▶ BRANO DA LEGGERE
Da quel momento scoppia l’amore per la corsa, da quella prima Appia Run i traguardi si susseguono domenica dopo domenica: 25 finish line tra cui la Maratona di Firenze, del novembre 2010 conclusa tra pioggia e freddo polare in 4h.30′.
La regina delle distanze la conquista al punto di arrivare a chiudere 44 tra maratone e ultra, con tutto il corredo di mezze e tante gare tra le vie di Roma e non solo.
Lo sport per Patrizia è sempre stato un compagno di crescita, fino ai 22 anni frequentava la piscina, dove praticava nuoto sincronizzato. Nel periodo dell’università jogging e palestra ma non ha mai amato allenarsi al chiuso.
“Per me correre è una sorta di ‘seduta di psicoanalisi’. Quando corro è come se scrivessi su un diario le mie emozioni, le mie paure, progetti e aspettative, tutto in chiave emozionale.
Sono una persona emotiva, aspetto che cerco di contenere con il rigore, soprattutto nel lavoro.”
Cuore e testa sono sempre loro che fanno la differenza anche nello sport, perchè quando la fatica è vissuta in equilibrio tra emozioni e razionalità i traguardi, come il sogno della Big Sur International Marathon in California lungo la costa del Pacifico, sono il mezzo per una vita di gratitudine e serenità.
Certo poi ogni tanto ci mettiamo del nostro come quella Pistoia Abetone del 2014, affrontata a un mese dal Passatore in cui ne uscii molto provata fisicamente e mentalmente. – ammette Patrizia.

▶ RIGHE FORNITE
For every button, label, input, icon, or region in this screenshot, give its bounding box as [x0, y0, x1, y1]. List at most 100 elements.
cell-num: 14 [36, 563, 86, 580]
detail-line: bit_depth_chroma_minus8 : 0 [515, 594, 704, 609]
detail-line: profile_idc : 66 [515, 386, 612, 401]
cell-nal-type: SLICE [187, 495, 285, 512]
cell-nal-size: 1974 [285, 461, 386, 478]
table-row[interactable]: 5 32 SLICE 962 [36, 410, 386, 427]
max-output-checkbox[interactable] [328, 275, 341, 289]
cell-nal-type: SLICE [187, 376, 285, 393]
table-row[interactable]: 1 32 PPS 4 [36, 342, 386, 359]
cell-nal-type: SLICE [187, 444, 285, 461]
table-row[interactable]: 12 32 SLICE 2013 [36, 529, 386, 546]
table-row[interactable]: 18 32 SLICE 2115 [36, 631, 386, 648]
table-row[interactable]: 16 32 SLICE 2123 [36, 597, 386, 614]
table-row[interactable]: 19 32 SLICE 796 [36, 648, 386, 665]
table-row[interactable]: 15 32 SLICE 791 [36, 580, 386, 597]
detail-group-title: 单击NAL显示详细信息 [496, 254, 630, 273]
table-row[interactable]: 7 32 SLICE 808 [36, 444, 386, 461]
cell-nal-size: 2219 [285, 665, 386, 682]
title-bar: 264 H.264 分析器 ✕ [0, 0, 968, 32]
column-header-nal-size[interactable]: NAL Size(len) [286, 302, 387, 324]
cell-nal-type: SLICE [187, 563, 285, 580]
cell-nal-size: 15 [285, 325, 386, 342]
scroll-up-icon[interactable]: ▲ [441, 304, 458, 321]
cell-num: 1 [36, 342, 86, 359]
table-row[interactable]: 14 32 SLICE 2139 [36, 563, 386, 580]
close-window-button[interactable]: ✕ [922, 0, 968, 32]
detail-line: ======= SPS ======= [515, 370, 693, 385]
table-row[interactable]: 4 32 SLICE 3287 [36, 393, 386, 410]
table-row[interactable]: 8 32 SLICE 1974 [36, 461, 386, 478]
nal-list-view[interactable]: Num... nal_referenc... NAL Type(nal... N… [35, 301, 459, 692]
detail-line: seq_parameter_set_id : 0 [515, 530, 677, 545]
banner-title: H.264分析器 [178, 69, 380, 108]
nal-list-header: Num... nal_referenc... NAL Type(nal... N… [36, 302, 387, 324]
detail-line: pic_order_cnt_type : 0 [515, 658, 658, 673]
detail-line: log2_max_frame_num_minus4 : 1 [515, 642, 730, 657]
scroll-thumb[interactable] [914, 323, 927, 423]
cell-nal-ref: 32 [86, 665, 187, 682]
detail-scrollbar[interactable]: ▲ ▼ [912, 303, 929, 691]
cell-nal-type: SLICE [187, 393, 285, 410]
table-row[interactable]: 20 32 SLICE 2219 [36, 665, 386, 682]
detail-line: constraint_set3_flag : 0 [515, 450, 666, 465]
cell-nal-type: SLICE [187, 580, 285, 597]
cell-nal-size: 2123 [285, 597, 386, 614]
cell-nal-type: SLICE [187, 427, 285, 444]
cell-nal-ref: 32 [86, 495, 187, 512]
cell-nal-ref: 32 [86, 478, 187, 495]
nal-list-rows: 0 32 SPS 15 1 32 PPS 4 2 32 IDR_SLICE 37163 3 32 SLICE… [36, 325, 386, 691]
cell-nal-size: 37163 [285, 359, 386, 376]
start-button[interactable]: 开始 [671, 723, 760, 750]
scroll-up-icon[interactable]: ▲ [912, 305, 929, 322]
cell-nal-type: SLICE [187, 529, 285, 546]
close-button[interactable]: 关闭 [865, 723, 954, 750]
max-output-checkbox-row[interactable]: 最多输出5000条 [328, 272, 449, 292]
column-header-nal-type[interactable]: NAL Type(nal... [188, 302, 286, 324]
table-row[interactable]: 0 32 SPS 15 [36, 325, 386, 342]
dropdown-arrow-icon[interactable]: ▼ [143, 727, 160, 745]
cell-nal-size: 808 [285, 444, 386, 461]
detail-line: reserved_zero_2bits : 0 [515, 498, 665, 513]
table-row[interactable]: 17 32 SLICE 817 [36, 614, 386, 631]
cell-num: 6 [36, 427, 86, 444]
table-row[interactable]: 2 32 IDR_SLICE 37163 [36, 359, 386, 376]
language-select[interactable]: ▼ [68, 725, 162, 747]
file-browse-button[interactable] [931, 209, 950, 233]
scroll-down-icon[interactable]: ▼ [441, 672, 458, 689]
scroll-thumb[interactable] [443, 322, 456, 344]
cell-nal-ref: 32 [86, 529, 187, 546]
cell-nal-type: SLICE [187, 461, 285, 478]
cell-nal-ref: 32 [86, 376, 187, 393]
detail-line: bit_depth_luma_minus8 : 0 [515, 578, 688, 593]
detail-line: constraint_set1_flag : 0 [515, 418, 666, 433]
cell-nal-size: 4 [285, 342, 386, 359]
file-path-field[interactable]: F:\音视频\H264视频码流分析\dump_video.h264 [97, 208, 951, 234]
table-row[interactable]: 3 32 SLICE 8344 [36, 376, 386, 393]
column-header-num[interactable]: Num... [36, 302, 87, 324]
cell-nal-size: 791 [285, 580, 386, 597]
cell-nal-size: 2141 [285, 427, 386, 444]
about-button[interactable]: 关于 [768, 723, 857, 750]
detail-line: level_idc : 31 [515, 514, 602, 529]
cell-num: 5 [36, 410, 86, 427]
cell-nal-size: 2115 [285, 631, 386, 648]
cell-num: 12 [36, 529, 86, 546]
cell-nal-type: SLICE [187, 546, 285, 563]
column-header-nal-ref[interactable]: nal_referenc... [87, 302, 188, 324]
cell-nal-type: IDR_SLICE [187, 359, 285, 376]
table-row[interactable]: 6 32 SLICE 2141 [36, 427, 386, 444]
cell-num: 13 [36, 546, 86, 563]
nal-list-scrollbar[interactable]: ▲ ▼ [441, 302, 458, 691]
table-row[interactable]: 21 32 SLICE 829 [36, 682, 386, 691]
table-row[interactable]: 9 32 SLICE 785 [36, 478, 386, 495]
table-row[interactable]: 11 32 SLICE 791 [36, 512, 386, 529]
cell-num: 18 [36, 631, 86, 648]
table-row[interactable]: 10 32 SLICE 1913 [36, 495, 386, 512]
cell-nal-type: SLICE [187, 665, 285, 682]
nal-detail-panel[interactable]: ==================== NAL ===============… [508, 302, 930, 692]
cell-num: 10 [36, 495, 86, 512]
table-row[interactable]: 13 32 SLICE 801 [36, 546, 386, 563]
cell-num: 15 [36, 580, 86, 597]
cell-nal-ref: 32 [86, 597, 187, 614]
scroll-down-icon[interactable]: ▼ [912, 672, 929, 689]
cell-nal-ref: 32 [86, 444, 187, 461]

▶ DESCRIZIONE DEL PROBLEMA
Per favore, riscrivi il brano sulla corsa di Patrizia da "Sono una persona" a "mentalmente. – ammette Patrizia.", entrambi inclusi, cambiando "serenità" in "tranquillità". Le righe costituiscono materiale a sé, distinto dal brano.

▶ SOLUZIONE
Sono una persona emotiva, aspetto che cerco di contenere con il rigore, soprattutto nel lavoro.”
Cuore e testa sono sempre loro che fanno la differenza anche nello sport, perchè quando la fatica è vissuta in equilibrio tra emozioni e razionalità i traguardi, come il sogno della Big Sur International Marathon in California lungo la costa del Pacifico, sono il mezzo per una vita di gratitudine e tranquillità.
Certo poi ogni tanto ci mettiamo del nostro come quella Pistoia Abetone del 2014, affrontata a un mese dal Passatore in cui ne uscii molto provata fisicamente e mentalmente. – ammette Patrizia.